— What needs to be done —
Output each entry verbatim and exclude every picture from it.

** start Data listing **

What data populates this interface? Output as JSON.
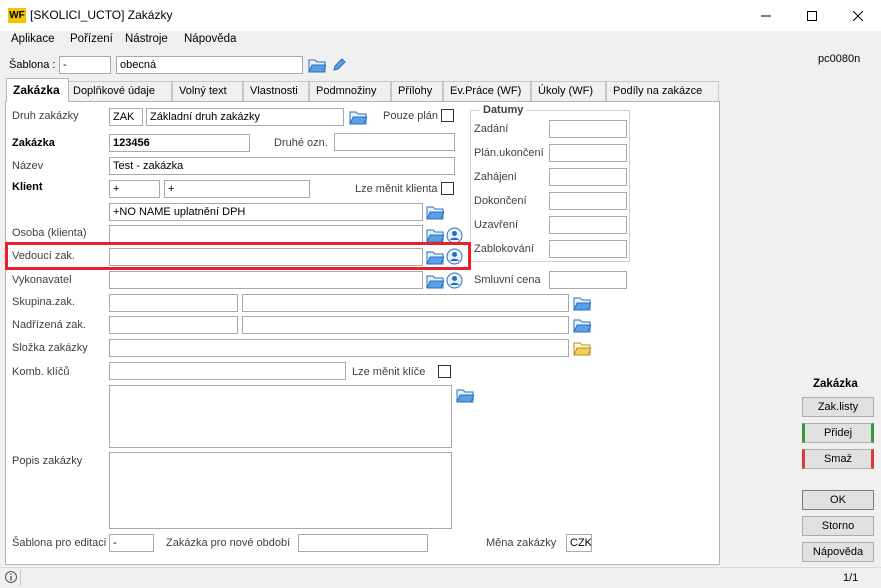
{
  "window": {
    "title": "[SKOLICI_UCTO] Zakázky",
    "logo_text": "WF",
    "controls": [
      "minimize",
      "maximize",
      "close"
    ]
  },
  "menu": [
    "Aplikace",
    "Pořízení",
    "Nástroje",
    "Nápověda"
  ],
  "template": {
    "label": "Šablona :",
    "code": "-",
    "name": "obecná"
  },
  "form_id": "pc0080n",
  "tabs": [
    "Zakázka",
    "Doplňkové údaje",
    "Volný text",
    "Vlastnosti",
    "Podmnožiny",
    "Přílohy",
    "Ev.Práce (WF)",
    "Úkoly (WF)",
    "Podíly na zakázce"
  ],
  "form": {
    "druh_label": "Druh zakázky",
    "druh_code": "ZAK",
    "druh_name": "Základní druh zakázky",
    "pouze_plan_label": "Pouze plán",
    "zakazka_label": "Zakázka",
    "zakazka_value": "123456",
    "druhe_ozn_label": "Druhé ozn.",
    "druhe_ozn_value": "",
    "nazev_label": "Název",
    "nazev_value": "Test - zakázka",
    "klient_label": "Klient",
    "klient_code1": "+",
    "klient_code2": "+",
    "lze_menit_klienta_label": "Lze měnit klienta",
    "klient_name": "+NO NAME uplatnění DPH",
    "osoba_label": "Osoba (klienta)",
    "vedouci_label": "Vedoucí zak.",
    "vykonavatel_label": "Vykonavatel",
    "skupina_label": "Skupina.zak.",
    "nadrizena_label": "Nadřízená zak.",
    "slozka_label": "Složka zakázky",
    "komb_klicu_label": "Komb. klíčů",
    "lze_menit_klice_label": "Lze měnit klíče",
    "popis_label": "Popis zakázky",
    "sablona_editace_label": "Šablona pro editaci",
    "sablona_editace_value": "-",
    "zakazka_nove_obdobi_label": "Zakázka pro nové období",
    "mena_label": "Měna zakázky",
    "mena_value": "CZK"
  },
  "datumy": {
    "title": "Datumy",
    "fields": [
      "Zadání",
      "Plán.ukončení",
      "Zahájení",
      "Dokončení",
      "Uzavření",
      "Zablokování"
    ],
    "smluvni_cena_label": "Smluvní cena"
  },
  "side_panel": {
    "title": "Zakázka",
    "buttons": [
      "Zak.listy",
      "Přidej",
      "Smaž"
    ],
    "ok": "OK",
    "storno": "Storno",
    "napoveda": "Nápověda"
  },
  "status": {
    "info_icon": "info-icon",
    "page": "1/1"
  },
  "colors": {
    "highlight": "#e8202a",
    "add_accent": "#2e9a3a",
    "delete_accent": "#d9383a",
    "logo": "#f5c400"
  }
}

** end Data listing **

— Result of this task —
What data populates this interface? Output as JSON.
{
  "window": {
    "title": "[SKOLICI_UCTO] Zakázky",
    "logo_text": "WF",
    "controls": [
      "minimize",
      "maximize",
      "close"
    ]
  },
  "menu": [
    "Aplikace",
    "Pořízení",
    "Nástroje",
    "Nápověda"
  ],
  "template": {
    "label": "Šablona :",
    "code": "-",
    "name": "obecná"
  },
  "form_id": "pc0080n",
  "tabs": [
    "Zakázka",
    "Doplňkové údaje",
    "Volný text",
    "Vlastnosti",
    "Podmnožiny",
    "Přílohy",
    "Ev.Práce (WF)",
    "Úkoly (WF)",
    "Podíly na zakázce"
  ],
  "form": {
    "druh_label": "Druh zakázky",
    "druh_code": "ZAK",
    "druh_name": "Základní druh zakázky",
    "pouze_plan_label": "Pouze plán",
    "zakazka_label": "Zakázka",
    "zakazka_value": "123456",
    "druhe_ozn_label": "Druhé ozn.",
    "druhe_ozn_value": "",
    "nazev_label": "Název",
    "nazev_value": "Test - zakázka",
    "klient_label": "Klient",
    "klient_code1": "+",
    "klient_code2": "+",
    "lze_menit_klienta_label": "Lze měnit klienta",
    "klient_name": "+NO NAME uplatnění DPH",
    "osoba_label": "Osoba (klienta)",
    "vedouci_label": "Vedoucí zak.",
    "vykonavatel_label": "Vykonavatel",
    "skupina_label": "Skupina.zak.",
    "nadrizena_label": "Nadřízená zak.",
    "slozka_label": "Složka zakázky",
    "komb_klicu_label": "Komb. klíčů",
    "lze_menit_klice_label": "Lze měnit klíče",
    "popis_label": "Popis zakázky",
    "sablona_editace_label": "Šablona pro editaci",
    "sablona_editace_value": "-",
    "zakazka_nove_obdobi_label": "Zakázka pro nové období",
    "mena_label": "Měna zakázky",
    "mena_value": "CZK"
  },
  "datumy": {
    "title": "Datumy",
    "fields": [
      "Zadání",
      "Plán.ukončení",
      "Zahájení",
      "Dokončení",
      "Uzavření",
      "Zablokování"
    ],
    "smluvni_cena_label": "Smluvní cena"
  },
  "side_panel": {
    "title": "Zakázka",
    "buttons": [
      "Zak.listy",
      "Přidej",
      "Smaž"
    ],
    "ok": "OK",
    "storno": "Storno",
    "napoveda": "Nápověda"
  },
  "status": {
    "info_icon": "info-icon",
    "page": "1/1"
  },
  "colors": {
    "highlight": "#e8202a",
    "add_accent": "#2e9a3a",
    "delete_accent": "#d9383a",
    "logo": "#f5c400"
  }
}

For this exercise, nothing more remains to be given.